Reproduce each of the following lines character for character, without changing anything.

▶ TASK DATA:
+ + + + + + +

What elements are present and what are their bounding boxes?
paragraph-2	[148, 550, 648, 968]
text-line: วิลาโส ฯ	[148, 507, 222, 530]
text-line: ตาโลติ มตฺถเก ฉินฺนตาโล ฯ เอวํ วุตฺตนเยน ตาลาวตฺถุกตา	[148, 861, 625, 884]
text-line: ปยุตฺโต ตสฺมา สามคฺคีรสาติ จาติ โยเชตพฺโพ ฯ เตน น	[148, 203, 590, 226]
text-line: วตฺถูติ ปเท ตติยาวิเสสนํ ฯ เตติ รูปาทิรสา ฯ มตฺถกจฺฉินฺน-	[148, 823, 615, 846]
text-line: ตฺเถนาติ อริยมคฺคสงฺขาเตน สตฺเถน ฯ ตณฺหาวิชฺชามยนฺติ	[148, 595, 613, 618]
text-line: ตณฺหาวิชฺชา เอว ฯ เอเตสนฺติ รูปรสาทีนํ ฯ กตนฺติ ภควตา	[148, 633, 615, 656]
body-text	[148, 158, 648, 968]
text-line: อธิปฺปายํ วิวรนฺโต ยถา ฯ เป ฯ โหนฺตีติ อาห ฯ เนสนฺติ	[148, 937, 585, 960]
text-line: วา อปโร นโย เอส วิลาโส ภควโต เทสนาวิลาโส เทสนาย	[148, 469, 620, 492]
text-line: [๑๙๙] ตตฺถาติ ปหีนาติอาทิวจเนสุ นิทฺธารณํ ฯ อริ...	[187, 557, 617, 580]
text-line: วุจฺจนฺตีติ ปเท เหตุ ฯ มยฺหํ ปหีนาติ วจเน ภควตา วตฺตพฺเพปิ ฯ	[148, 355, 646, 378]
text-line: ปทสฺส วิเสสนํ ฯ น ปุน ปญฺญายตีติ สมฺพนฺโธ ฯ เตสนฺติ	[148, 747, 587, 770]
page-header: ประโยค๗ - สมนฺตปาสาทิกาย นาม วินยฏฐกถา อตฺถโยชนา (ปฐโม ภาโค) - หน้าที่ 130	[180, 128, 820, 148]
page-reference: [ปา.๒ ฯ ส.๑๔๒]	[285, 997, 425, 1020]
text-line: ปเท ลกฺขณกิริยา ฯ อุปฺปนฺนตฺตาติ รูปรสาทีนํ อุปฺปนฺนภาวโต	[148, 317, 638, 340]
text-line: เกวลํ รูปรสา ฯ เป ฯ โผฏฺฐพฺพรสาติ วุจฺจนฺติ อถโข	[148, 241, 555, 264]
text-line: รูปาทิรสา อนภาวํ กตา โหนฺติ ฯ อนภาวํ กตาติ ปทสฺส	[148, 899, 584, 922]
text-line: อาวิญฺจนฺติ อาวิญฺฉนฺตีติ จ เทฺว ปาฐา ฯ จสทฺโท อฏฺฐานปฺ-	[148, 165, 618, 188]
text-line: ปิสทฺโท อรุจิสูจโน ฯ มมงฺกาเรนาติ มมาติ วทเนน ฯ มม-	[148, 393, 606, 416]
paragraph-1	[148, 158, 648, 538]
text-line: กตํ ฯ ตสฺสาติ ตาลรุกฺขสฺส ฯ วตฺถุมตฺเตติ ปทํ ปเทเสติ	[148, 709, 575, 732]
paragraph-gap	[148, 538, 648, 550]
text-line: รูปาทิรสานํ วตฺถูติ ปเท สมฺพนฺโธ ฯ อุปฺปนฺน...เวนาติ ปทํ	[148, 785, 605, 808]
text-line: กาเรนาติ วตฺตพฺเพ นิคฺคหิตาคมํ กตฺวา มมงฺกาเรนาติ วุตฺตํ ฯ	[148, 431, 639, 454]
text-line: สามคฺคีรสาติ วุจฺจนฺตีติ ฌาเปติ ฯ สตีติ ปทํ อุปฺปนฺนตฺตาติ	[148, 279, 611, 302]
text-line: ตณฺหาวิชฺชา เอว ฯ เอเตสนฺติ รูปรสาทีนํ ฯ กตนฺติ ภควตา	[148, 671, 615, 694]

+ + + + + + +

▶ PROBLEM SOLUTION:
What elements are present and what are their bounding boxes?
paragraph-2	[148, 550, 648, 968]
text-line: วิลาโส ฯ	[148, 507, 222, 530]
text-line: ตาโลติ มตฺถเก ฉินฺนตาโล ฯ เอวํ วุตฺตนเยน ตาลาวตฺถุกตา	[148, 861, 625, 884]
text-line: ปยุตฺโต ตสฺมา สามคฺคีรสาติ จาติ โยเชตพฺโพ ฯ เตน น	[148, 203, 590, 226]
text-line: วตฺถูติ ปเท ตติยาวิเสสนํ ฯ เตติ รูปาทิรสา ฯ มตฺถกจฺฉินฺน-	[148, 823, 615, 846]
text-line: ตฺเถนาติ อริยมคฺคสงฺขาเตน สตฺเถน ฯ ตณฺหาวิชฺชามยนฺติ	[148, 595, 613, 618]
text-line: ตณฺหาวิชฺชา เอว ฯ เอเตสนฺติ รูปรสาทีนํ ฯ กตนฺติ ภควตา	[148, 633, 615, 656]
body-text	[148, 158, 648, 968]
text-line: อธิปฺปายํ วิวรนฺโต ยถา ฯ เป ฯ โหนฺตีติ อาห ฯ เนสนฺติ	[148, 937, 585, 960]
text-line: วา อปโร นโย เอส วิลาโส ภควโต เทสนาวิลาโส เทสนาย	[148, 469, 620, 492]
text-line: [๑๙๙] ตตฺถาติ ปหีนาติอาทิวจเนสุ นิทฺธารณํ ฯ อริ...	[187, 557, 617, 580]
text-line: วุจฺจนฺตีติ ปเท เหตุ ฯ มยฺหํ ปหีนาติ วจเน ภควตา วตฺตพฺเพปิ ฯ	[148, 355, 646, 378]
text-line: ปทสฺส วิเสสนํ ฯ น ปุน ปญฺญายตีติ สมฺพนฺโธ ฯ เตสนฺติ	[148, 747, 587, 770]
page-header: ประโยค๗ - สมนฺตปาสาทิกาย นาม วินยฏฐกถา อตฺถโยชนา (ปฐโม ภาโค) - หน้าที่ 130	[180, 128, 820, 148]
page-reference: [ปา.๒ ฯ ส.๑๔๒]	[285, 997, 425, 1020]
text-line: ปเท ลกฺขณกิริยา ฯ อุปฺปนฺนตฺตาติ รูปรสาทีนํ อุปฺปนฺนภาวโต	[148, 317, 638, 340]
text-line: เกวลํ รูปรสา ฯ เป ฯ โผฏฺฐพฺพรสาติ วุจฺจนฺติ อถโข	[148, 241, 555, 264]
text-line: รูปาทิรสา อนภาวํ กตา โหนฺติ ฯ อนภาวํ กตาติ ปทสฺส	[148, 899, 584, 922]
text-line: อาวิญฺจนฺติ อาวิญฺฉนฺตีติ จ เทฺว ปาฐา ฯ จสทฺโท อฏฺฐานปฺ-	[148, 165, 618, 188]
text-line: ปิสทฺโท อรุจิสูจโน ฯ มมงฺกาเรนาติ มมาติ วทเนน ฯ มม-	[148, 393, 606, 416]
paragraph-1	[148, 158, 648, 538]
text-line: กตํ ฯ ตสฺสาติ ตาลรุกฺขสฺส ฯ วตฺถุมตฺเตติ ปทํ ปเทเสติ	[148, 709, 575, 732]
paragraph-gap	[148, 538, 648, 550]
text-line: รูปาทิรสานํ วตฺถูติ ปเท สมฺพนฺโธ ฯ อุปฺปนฺน...เวนาติ ปทํ	[148, 785, 605, 808]
text-line: กาเรนาติ วตฺตพฺเพ นิคฺคหิตาคมํ กตฺวา มมงฺกาเรนาติ วุตฺตํ ฯ	[148, 431, 639, 454]
text-line: สามคฺคีรสาติ วุจฺจนฺตีติ ฌาเปติ ฯ สตีติ ปทํ อุปฺปนฺนตฺตาติ	[148, 279, 611, 302]
text-line: ตณฺหาวิชฺชา เอว ฯ เอเตสนฺติ รูปรสาทีนํ ฯ กตนฺติ ภควตา	[148, 671, 615, 694]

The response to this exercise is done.